PROBLEM DESCRIPTION: Examine each line of the data. Copy those that contain the string "brand".

[Dataset listings of figures]
-.-.-

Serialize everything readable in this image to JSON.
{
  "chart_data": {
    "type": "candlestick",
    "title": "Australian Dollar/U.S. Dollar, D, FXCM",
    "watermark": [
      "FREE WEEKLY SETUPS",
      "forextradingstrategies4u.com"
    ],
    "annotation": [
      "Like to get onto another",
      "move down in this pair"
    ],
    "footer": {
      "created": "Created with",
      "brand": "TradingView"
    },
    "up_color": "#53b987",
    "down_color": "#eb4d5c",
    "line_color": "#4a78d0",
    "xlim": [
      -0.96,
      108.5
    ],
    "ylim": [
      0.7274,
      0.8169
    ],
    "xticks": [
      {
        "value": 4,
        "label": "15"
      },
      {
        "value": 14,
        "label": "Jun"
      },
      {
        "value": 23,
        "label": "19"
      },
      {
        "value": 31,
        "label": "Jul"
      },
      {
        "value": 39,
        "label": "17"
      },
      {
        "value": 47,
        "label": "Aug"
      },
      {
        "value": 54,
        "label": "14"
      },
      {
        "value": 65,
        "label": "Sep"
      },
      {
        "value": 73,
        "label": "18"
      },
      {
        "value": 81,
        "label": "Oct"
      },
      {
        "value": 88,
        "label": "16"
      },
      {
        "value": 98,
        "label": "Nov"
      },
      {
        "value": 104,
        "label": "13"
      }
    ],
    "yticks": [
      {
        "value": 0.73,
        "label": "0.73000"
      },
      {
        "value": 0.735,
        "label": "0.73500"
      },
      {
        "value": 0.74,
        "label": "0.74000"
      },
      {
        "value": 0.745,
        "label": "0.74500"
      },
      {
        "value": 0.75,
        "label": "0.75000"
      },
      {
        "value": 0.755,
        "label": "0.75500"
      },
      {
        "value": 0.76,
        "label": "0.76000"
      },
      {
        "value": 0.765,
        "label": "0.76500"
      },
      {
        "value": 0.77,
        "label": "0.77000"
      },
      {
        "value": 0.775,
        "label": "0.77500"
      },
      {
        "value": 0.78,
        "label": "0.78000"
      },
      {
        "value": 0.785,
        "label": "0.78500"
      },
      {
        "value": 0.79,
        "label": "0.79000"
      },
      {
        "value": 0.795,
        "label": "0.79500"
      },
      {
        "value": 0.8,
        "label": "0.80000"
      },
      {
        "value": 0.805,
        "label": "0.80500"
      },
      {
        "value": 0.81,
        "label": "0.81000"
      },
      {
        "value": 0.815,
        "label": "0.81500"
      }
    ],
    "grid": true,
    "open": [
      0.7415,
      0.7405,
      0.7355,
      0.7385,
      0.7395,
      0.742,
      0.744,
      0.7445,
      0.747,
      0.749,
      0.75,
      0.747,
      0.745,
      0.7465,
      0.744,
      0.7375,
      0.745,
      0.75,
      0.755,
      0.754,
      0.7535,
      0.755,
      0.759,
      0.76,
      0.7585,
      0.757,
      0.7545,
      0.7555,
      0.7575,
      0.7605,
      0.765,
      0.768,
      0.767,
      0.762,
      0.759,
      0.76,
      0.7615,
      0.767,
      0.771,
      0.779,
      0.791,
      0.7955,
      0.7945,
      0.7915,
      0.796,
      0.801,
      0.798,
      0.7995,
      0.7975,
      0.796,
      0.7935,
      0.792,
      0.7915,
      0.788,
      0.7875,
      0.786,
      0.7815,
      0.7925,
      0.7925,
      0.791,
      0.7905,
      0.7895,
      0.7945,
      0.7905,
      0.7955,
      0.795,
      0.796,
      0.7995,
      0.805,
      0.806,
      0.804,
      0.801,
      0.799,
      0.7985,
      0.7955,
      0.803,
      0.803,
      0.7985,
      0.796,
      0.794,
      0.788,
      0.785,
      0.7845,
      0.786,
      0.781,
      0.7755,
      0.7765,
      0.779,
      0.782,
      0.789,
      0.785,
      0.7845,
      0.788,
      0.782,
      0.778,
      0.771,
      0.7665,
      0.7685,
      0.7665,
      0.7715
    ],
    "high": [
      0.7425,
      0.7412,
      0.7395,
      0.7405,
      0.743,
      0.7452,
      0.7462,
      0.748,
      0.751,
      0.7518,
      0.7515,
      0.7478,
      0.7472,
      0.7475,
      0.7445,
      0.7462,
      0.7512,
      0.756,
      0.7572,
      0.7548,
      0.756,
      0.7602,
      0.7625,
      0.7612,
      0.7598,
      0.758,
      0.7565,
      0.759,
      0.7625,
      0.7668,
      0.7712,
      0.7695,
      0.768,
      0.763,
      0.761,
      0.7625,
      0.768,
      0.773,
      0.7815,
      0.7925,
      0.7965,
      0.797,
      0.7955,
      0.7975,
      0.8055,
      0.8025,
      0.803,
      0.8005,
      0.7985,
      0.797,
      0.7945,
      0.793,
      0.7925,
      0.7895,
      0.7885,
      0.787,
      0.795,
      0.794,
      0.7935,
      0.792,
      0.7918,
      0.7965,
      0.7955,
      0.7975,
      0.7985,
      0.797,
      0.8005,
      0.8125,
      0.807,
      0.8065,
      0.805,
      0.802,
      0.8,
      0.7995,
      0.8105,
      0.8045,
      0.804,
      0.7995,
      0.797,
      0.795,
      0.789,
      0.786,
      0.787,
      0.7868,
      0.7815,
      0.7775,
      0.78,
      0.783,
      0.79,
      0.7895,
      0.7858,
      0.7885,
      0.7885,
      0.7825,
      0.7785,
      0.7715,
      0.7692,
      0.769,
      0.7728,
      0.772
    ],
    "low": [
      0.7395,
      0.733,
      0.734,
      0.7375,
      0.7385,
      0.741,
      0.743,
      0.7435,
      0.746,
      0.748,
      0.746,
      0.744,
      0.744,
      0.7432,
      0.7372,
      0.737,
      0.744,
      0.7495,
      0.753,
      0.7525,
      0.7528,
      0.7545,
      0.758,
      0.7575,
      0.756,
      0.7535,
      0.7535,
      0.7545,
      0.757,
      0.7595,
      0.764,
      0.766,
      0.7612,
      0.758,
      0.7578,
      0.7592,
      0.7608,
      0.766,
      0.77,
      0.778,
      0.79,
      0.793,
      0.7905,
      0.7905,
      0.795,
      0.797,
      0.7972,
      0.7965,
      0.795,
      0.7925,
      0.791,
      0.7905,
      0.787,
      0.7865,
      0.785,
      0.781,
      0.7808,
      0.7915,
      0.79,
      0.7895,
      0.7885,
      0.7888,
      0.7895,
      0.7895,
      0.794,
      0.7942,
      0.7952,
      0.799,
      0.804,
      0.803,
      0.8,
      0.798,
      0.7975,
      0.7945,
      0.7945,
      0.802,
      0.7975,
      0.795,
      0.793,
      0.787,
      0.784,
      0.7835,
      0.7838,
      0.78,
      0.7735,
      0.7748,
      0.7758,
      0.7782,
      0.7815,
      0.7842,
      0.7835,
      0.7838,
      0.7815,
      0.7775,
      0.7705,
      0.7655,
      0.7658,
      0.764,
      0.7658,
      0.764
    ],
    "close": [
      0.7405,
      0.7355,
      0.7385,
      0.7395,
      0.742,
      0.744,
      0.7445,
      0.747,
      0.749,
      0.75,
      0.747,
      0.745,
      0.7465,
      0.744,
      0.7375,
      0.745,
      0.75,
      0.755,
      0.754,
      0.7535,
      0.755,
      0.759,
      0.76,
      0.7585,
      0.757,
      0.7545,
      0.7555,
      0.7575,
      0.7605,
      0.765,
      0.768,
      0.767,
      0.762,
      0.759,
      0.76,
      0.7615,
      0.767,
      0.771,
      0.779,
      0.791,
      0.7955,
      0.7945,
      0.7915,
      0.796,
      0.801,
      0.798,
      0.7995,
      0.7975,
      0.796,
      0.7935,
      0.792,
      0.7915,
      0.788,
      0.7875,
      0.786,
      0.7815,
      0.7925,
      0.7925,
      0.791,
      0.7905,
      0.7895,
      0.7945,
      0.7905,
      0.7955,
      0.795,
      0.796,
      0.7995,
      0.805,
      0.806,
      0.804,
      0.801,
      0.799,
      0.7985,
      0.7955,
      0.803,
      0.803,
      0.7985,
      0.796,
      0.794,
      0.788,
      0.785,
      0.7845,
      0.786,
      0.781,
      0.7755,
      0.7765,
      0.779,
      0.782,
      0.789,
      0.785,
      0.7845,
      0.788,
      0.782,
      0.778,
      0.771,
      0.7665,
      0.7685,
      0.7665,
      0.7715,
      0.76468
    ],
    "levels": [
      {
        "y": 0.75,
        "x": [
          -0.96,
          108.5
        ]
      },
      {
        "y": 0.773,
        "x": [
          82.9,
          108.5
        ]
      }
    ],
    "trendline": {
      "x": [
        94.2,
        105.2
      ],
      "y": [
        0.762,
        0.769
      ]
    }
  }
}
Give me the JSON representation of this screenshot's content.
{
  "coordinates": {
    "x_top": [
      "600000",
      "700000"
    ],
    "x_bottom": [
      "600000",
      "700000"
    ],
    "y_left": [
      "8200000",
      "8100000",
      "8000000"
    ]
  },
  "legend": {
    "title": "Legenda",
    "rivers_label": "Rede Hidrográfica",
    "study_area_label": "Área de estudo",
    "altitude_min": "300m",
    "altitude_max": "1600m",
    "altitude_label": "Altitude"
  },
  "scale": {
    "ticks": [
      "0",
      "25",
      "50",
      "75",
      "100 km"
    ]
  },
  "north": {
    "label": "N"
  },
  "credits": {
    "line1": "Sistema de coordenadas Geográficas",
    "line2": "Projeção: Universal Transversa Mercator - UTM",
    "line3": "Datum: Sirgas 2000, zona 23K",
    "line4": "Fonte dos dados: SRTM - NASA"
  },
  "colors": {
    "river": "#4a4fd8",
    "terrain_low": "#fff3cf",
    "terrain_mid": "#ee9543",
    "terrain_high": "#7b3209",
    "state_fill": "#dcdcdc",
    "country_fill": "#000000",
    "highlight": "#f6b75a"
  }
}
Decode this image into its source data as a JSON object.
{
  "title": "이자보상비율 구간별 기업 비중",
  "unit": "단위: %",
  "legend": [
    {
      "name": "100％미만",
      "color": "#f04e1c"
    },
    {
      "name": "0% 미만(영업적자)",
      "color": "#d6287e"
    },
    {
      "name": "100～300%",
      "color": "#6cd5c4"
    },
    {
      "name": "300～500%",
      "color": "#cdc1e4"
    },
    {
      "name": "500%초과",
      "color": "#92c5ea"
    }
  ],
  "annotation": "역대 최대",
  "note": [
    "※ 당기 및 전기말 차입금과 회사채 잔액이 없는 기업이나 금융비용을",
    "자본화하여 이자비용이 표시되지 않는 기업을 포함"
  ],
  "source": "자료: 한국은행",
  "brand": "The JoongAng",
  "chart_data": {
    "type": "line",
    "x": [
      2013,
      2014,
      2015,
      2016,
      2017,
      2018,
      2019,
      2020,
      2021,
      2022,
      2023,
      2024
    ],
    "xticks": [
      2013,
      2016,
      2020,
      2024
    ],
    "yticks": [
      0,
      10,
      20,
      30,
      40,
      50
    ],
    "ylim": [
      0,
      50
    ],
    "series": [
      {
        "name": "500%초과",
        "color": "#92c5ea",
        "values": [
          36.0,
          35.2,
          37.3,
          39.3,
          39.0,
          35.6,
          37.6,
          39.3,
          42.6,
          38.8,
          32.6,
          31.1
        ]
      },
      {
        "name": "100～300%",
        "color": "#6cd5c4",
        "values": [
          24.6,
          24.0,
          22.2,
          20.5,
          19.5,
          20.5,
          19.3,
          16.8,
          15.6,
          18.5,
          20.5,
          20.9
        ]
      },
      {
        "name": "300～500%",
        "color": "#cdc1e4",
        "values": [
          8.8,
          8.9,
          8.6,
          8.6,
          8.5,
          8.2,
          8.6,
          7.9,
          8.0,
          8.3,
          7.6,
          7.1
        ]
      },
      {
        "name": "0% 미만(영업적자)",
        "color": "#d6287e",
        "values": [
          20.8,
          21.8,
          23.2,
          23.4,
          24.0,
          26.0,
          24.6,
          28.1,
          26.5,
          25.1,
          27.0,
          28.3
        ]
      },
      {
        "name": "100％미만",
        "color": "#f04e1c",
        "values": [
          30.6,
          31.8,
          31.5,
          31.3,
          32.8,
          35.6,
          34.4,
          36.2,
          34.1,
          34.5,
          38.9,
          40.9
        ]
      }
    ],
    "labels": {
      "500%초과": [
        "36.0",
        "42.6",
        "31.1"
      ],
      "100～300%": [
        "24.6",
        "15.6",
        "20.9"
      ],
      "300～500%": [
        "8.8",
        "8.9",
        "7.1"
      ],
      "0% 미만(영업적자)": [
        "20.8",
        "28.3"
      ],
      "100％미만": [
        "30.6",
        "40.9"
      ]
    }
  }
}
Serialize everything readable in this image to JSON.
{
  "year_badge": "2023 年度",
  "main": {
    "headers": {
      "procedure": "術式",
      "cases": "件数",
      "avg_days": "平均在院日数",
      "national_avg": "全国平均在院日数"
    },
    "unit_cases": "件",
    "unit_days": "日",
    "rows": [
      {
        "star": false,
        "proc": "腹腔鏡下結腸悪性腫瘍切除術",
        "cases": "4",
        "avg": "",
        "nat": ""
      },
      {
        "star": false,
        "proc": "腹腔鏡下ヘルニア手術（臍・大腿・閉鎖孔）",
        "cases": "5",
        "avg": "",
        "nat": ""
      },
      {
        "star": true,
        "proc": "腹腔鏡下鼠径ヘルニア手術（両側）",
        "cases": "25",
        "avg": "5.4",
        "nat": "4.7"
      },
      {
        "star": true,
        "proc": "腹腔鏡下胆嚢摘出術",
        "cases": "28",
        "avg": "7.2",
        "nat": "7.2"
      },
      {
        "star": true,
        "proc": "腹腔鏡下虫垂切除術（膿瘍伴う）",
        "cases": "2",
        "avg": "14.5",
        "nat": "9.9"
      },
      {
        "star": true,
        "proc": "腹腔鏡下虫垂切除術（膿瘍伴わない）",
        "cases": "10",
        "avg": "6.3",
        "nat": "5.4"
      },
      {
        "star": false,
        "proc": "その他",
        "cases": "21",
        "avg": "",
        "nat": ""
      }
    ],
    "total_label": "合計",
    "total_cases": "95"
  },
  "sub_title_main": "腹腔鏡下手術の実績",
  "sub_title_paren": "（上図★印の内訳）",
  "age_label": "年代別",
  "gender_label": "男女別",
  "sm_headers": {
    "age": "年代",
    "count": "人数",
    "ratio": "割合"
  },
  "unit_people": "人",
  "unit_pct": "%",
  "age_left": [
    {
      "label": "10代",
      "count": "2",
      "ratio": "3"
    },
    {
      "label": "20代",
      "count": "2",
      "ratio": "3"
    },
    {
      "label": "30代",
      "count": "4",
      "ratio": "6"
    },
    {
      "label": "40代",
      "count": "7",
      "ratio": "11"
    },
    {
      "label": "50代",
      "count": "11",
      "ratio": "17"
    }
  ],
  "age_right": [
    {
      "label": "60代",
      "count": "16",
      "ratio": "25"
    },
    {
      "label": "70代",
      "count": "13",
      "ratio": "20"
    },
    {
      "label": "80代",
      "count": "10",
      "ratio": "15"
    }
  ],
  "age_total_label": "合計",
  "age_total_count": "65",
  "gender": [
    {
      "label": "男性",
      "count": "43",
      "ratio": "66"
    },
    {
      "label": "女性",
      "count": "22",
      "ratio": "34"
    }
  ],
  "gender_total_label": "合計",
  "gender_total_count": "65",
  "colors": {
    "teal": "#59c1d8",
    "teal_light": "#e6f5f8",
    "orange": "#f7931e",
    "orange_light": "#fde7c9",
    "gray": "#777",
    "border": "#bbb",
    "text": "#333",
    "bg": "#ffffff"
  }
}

-.-.-

WORKED SOLUTION:
      "brand": "TradingView"
  "brand": "The JoongAng",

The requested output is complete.